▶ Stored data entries
........

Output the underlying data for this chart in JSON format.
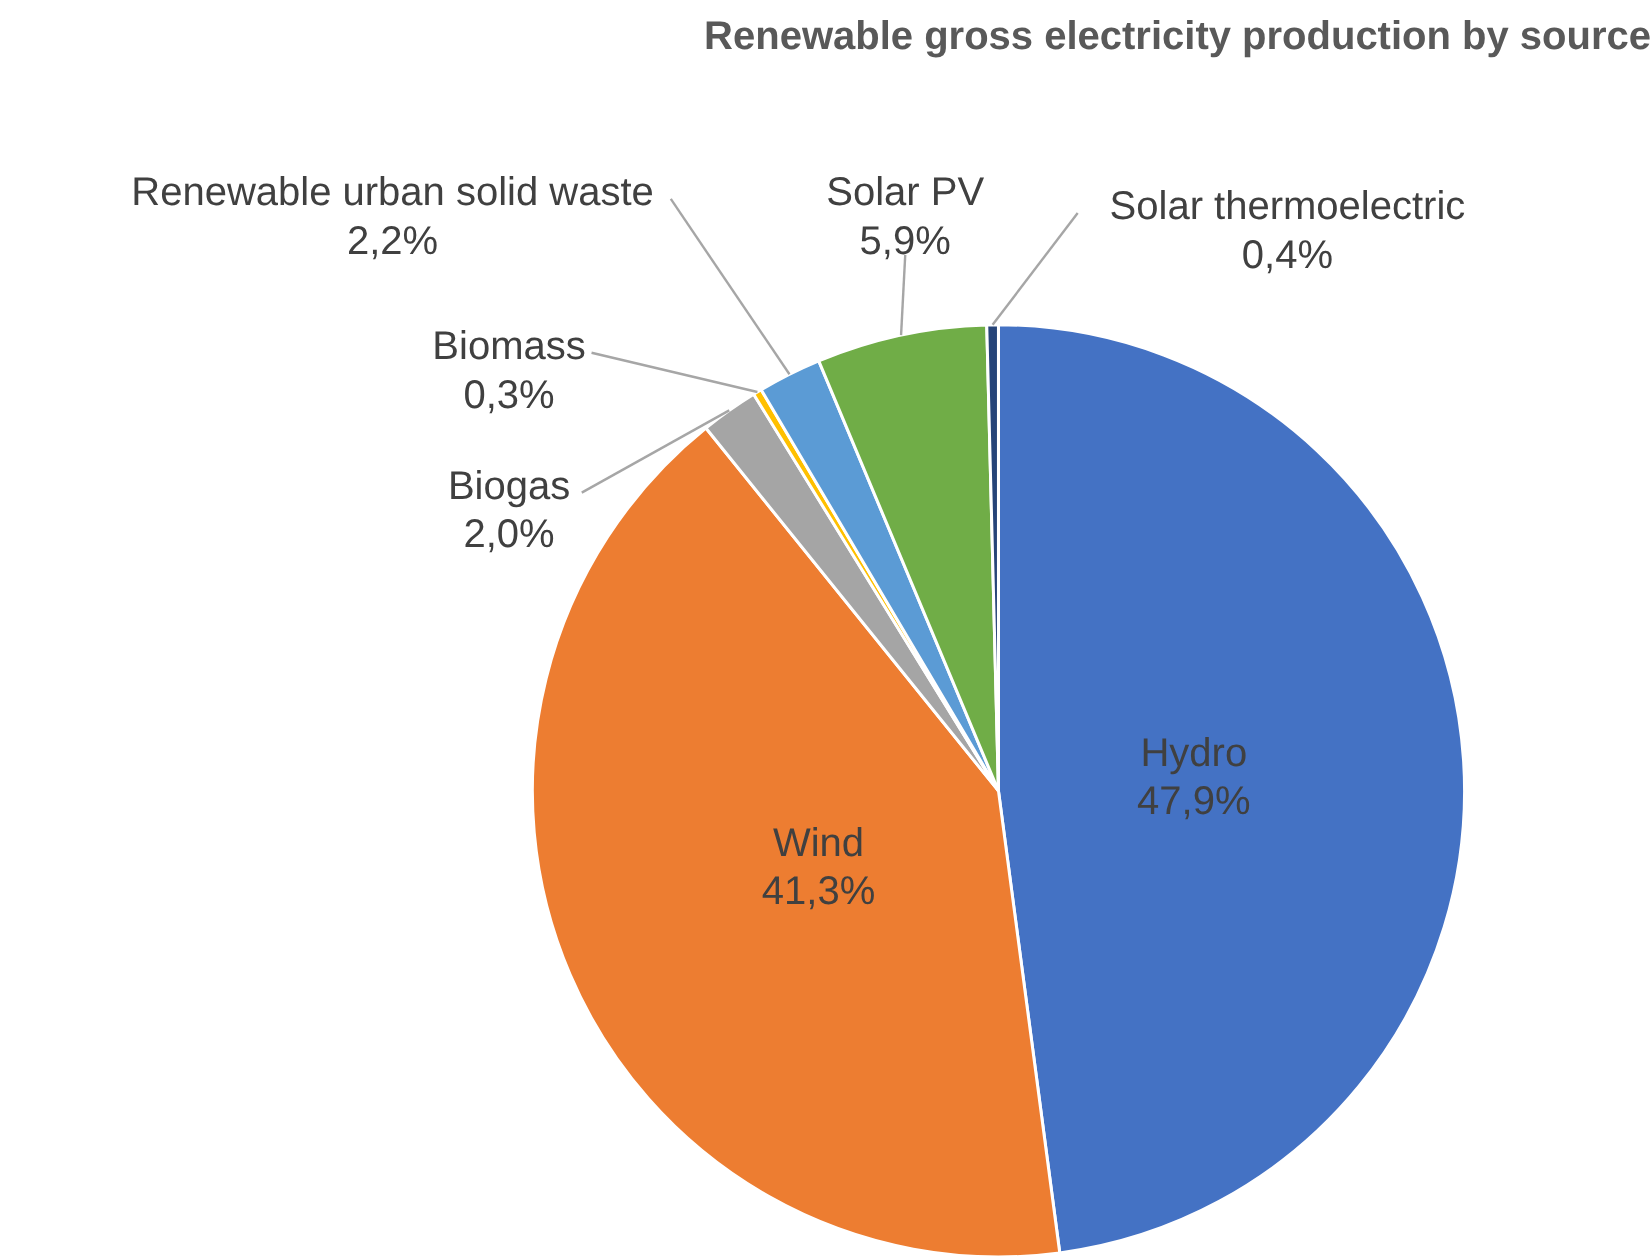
{
  "chart_data": {
    "type": "pie",
    "title": "Renewable gross electricity production by source",
    "categories": [
      "Hydro",
      "Wind",
      "Biogas",
      "Biomass",
      "Renewable urban solid waste",
      "Solar PV",
      "Solar thermoelectric"
    ],
    "values": [
      47.9,
      41.3,
      2.0,
      0.3,
      2.2,
      5.9,
      0.4
    ],
    "colors": [
      "#4472c4",
      "#ed7d31",
      "#a5a5a5",
      "#ffc000",
      "#5b9bd5",
      "#70ad47",
      "#264478"
    ],
    "value_labels": [
      "47,9%",
      "41,3%",
      "2,0%",
      "0,3%",
      "2,2%",
      "5,9%",
      "0,4%"
    ]
  }
}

........

▶ Exercise
Omit every picture while copying the listing above exactly.

▶ Written response
Output the underlying data for this chart in JSON format.
{
  "chart_data": {
    "type": "pie",
    "title": "Renewable gross electricity production by source",
    "categories": [
      "Hydro",
      "Wind",
      "Biogas",
      "Biomass",
      "Renewable urban solid waste",
      "Solar PV",
      "Solar thermoelectric"
    ],
    "values": [
      47.9,
      41.3,
      2.0,
      0.3,
      2.2,
      5.9,
      0.4
    ],
    "colors": [
      "#4472c4",
      "#ed7d31",
      "#a5a5a5",
      "#ffc000",
      "#5b9bd5",
      "#70ad47",
      "#264478"
    ],
    "value_labels": [
      "47,9%",
      "41,3%",
      "2,0%",
      "0,3%",
      "2,2%",
      "5,9%",
      "0,4%"
    ]
  }
}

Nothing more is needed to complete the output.